EXERCISE PROMPT. Identify each line in the records below that contains the word "cara", and copy it.

Records contained in a dataset.
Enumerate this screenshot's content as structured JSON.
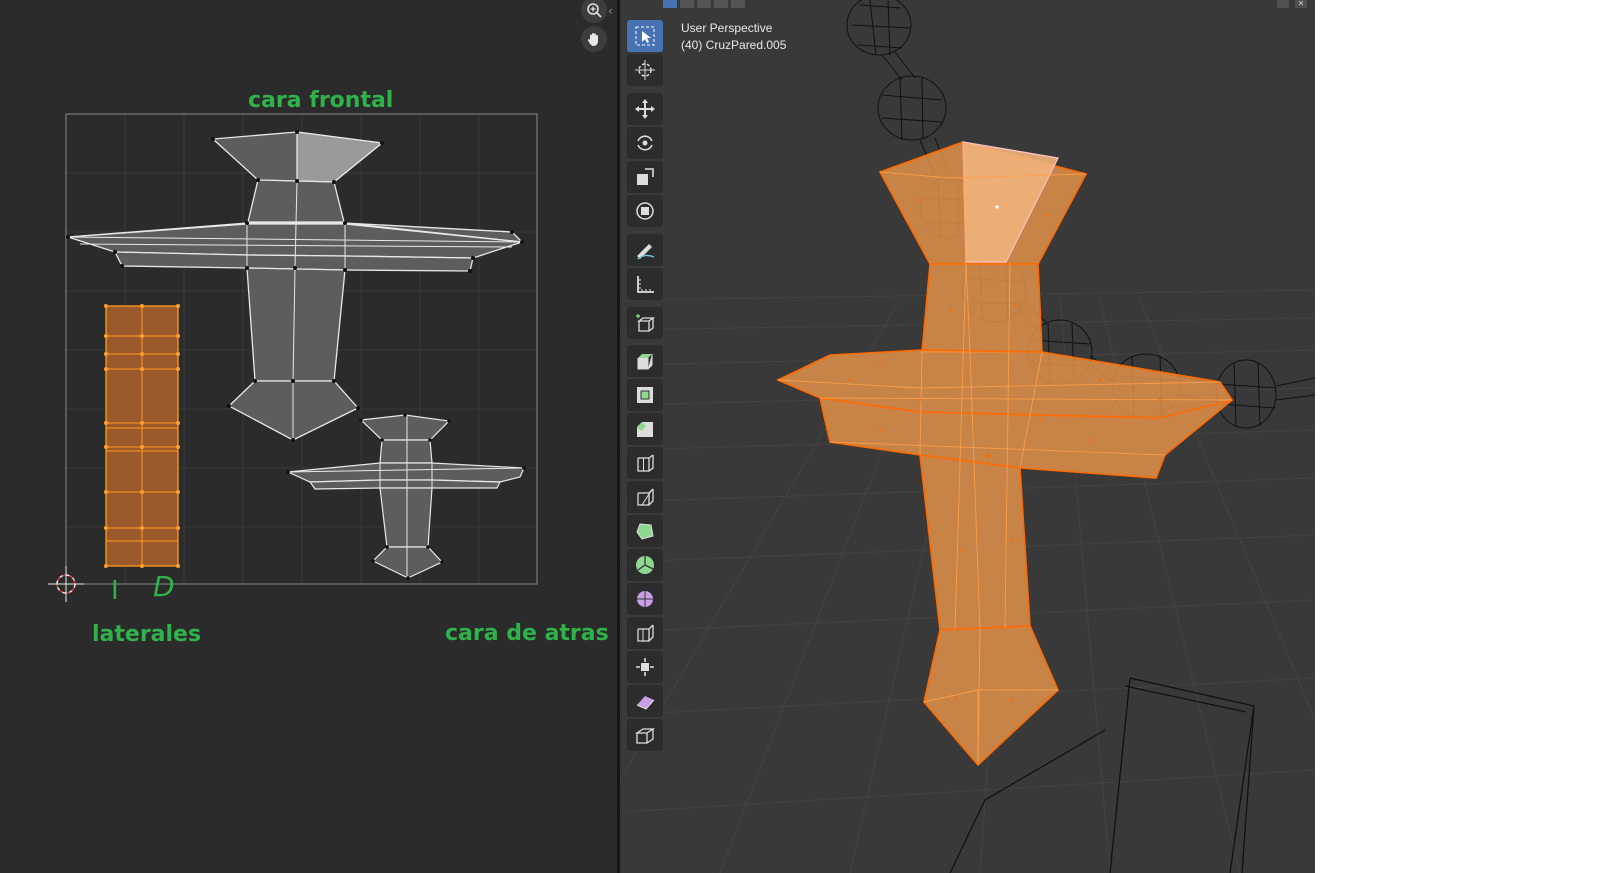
{
  "uv_editor": {
    "annotations": {
      "front": "cara frontal",
      "sides": "laterales",
      "back": "cara de atras",
      "side_left_mark": "I",
      "side_right_mark": "D"
    },
    "colors": {
      "background": "#2b2b2b",
      "uv_bounds": "#8a8a8a",
      "face_fill": "#5d5d5d",
      "selected_face": "#9c5a2c",
      "selected_edge": "#ff9a1e",
      "annotation_text": "#2fb24a"
    },
    "nav_icons": [
      "zoom-icon",
      "hand-pan-icon"
    ]
  },
  "viewport": {
    "info_line1": "User Perspective",
    "info_line2": "(40) CruzPared.005",
    "tools": [
      {
        "name": "select-box-tool",
        "active": true
      },
      {
        "name": "cursor-tool",
        "active": false
      },
      {
        "name": "move-tool",
        "active": false
      },
      {
        "name": "rotate-tool",
        "active": false
      },
      {
        "name": "scale-tool",
        "active": false
      },
      {
        "name": "transform-tool",
        "active": false
      },
      {
        "name": "annotate-tool",
        "active": false
      },
      {
        "name": "measure-tool",
        "active": false
      },
      {
        "name": "add-cube-tool",
        "active": false
      },
      {
        "name": "extrude-region-tool",
        "active": false
      },
      {
        "name": "inset-faces-tool",
        "active": false
      },
      {
        "name": "bevel-tool",
        "active": false
      },
      {
        "name": "loop-cut-tool",
        "active": false
      },
      {
        "name": "knife-tool",
        "active": false
      },
      {
        "name": "poly-build-tool",
        "active": false
      },
      {
        "name": "spin-tool",
        "active": false
      },
      {
        "name": "smooth-tool",
        "active": false
      },
      {
        "name": "edge-slide-tool",
        "active": false
      },
      {
        "name": "shrink-fatten-tool",
        "active": false
      },
      {
        "name": "shear-tool",
        "active": false
      },
      {
        "name": "rip-region-tool",
        "active": false
      }
    ],
    "colors": {
      "background": "#393939",
      "mesh_fill": "#e8944a",
      "mesh_edge": "#ff6a00",
      "active_face": "#f0b27a",
      "wire": "#111111"
    }
  }
}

CORRECT ANSWER.
      "front": "cara frontal",
      "back": "cara de atras",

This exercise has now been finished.